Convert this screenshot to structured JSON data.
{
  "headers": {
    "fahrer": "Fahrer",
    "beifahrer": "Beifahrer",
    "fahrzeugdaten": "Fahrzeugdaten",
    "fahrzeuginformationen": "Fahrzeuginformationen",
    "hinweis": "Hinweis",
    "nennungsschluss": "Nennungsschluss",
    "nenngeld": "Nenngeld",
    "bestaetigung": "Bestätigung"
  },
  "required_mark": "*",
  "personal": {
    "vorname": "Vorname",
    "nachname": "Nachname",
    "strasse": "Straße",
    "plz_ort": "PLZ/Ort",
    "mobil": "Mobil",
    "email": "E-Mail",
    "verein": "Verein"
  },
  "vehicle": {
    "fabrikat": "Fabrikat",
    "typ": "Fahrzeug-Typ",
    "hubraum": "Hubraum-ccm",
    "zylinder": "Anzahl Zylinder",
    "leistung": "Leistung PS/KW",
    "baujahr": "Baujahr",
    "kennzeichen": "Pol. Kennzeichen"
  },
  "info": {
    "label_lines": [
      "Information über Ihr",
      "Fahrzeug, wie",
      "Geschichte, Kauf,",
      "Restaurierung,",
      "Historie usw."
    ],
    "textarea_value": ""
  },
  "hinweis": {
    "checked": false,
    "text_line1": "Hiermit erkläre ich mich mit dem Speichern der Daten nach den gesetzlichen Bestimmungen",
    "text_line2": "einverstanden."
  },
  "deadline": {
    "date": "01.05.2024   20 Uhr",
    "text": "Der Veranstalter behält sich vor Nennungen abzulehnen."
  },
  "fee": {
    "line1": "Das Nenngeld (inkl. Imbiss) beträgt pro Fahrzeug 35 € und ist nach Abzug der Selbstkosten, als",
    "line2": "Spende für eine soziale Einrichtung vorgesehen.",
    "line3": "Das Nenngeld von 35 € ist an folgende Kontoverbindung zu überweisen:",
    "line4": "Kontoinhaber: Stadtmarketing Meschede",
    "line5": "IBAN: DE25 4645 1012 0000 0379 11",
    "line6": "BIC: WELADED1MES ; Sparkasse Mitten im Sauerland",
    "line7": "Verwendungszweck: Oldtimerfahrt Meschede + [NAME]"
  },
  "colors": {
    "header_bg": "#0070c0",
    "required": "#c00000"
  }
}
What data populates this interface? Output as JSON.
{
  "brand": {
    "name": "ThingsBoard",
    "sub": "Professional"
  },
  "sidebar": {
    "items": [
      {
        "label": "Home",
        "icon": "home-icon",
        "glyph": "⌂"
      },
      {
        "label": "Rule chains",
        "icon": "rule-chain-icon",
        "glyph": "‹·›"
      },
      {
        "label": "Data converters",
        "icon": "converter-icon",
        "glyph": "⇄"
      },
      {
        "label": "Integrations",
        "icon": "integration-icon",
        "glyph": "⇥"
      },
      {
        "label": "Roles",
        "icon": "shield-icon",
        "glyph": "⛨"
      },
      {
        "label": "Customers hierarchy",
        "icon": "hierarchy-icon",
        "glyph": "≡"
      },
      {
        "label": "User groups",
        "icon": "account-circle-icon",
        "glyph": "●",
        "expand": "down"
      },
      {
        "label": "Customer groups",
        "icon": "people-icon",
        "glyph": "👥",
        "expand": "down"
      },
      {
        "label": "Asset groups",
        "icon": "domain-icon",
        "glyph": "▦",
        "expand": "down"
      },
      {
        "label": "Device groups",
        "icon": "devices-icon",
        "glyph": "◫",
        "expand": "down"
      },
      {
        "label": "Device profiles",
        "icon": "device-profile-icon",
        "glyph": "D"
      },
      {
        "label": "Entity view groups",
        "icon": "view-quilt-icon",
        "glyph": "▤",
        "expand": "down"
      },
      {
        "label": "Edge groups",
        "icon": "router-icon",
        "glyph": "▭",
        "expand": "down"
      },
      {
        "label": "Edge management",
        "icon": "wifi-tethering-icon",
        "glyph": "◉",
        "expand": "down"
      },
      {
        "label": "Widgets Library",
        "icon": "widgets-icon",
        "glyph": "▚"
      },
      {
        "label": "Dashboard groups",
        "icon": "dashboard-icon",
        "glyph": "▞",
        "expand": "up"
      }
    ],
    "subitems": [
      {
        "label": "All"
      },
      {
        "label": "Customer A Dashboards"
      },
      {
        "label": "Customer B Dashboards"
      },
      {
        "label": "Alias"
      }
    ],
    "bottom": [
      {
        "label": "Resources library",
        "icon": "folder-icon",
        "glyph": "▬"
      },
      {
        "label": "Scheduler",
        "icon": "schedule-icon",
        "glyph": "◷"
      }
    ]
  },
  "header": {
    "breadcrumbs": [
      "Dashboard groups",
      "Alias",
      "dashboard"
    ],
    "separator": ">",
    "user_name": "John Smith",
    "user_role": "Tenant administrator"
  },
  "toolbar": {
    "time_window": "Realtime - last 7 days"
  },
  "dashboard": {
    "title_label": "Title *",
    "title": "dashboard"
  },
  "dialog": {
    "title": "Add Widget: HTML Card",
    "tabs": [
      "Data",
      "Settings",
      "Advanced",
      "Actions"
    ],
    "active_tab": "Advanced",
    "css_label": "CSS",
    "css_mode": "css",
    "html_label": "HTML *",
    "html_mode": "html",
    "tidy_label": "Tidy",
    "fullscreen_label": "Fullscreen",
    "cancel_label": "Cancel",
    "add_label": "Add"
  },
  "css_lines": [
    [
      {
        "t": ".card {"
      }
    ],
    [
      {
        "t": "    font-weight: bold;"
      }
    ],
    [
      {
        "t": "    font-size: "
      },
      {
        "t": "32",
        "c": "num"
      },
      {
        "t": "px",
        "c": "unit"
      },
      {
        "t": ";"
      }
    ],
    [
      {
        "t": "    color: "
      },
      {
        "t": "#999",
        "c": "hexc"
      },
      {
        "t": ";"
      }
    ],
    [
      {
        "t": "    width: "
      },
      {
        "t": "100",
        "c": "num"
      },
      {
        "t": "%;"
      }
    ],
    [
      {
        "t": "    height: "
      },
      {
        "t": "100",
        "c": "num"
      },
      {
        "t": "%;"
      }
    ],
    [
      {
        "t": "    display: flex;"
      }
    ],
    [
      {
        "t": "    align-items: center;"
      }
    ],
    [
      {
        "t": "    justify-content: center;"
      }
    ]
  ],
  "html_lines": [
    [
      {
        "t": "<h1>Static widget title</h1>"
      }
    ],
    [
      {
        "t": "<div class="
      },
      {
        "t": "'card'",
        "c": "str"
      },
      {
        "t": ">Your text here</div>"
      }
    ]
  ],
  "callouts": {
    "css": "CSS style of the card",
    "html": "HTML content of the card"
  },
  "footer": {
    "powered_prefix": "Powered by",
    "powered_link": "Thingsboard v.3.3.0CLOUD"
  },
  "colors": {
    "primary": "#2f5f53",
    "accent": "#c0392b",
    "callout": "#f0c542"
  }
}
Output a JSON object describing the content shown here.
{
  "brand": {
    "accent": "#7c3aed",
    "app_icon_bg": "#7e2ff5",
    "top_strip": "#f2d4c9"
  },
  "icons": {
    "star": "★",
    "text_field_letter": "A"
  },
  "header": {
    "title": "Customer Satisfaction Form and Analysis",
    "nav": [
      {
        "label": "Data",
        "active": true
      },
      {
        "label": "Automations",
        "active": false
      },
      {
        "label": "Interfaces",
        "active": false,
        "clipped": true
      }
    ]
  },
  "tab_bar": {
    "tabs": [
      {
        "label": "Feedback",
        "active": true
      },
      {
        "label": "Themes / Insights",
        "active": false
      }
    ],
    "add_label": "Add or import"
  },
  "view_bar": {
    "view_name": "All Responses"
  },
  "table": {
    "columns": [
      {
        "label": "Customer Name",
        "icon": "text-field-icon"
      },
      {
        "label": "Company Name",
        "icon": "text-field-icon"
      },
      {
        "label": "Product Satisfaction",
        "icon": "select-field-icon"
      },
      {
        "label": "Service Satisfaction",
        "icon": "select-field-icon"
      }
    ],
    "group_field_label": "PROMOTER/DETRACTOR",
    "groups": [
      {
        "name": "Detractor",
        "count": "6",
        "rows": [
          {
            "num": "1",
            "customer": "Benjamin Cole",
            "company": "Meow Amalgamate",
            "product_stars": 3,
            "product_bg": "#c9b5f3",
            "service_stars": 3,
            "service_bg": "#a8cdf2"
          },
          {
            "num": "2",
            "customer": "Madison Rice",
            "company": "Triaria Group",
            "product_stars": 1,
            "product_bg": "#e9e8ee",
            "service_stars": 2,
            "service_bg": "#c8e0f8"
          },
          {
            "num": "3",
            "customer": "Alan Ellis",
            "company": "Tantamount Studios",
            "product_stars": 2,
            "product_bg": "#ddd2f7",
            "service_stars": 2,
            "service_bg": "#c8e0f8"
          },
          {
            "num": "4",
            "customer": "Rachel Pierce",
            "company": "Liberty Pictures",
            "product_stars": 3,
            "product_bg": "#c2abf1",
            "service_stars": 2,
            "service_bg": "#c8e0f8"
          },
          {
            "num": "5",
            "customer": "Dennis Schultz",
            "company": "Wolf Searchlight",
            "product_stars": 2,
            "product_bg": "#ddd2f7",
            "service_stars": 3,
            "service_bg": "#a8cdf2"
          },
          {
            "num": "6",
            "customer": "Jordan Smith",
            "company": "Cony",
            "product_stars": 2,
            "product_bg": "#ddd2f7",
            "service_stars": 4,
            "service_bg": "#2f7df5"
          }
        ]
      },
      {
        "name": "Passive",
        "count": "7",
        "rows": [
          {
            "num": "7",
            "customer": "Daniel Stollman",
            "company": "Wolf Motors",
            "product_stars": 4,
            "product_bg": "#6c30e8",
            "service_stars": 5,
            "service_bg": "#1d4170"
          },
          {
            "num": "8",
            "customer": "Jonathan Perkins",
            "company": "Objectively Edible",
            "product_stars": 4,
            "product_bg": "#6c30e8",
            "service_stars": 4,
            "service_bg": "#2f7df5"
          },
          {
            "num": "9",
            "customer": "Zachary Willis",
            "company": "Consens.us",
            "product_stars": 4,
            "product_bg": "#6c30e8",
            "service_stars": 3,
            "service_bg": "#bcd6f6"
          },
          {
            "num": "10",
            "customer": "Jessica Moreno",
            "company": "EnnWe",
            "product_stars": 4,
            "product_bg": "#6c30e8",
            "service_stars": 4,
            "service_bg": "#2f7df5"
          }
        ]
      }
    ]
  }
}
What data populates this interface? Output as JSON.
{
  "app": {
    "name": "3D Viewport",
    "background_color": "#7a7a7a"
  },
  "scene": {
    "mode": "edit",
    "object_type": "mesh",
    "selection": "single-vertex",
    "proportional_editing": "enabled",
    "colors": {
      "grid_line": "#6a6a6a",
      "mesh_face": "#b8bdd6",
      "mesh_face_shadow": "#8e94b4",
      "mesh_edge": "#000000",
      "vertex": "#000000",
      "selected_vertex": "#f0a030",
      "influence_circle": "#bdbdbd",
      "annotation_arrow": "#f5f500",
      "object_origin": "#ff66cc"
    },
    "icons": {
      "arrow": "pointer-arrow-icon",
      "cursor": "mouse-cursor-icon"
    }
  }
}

▸ **Exercise brief**
State how many lines in the records above contain the word "false", giving only the number.

▸ **Answer for this exercise**
4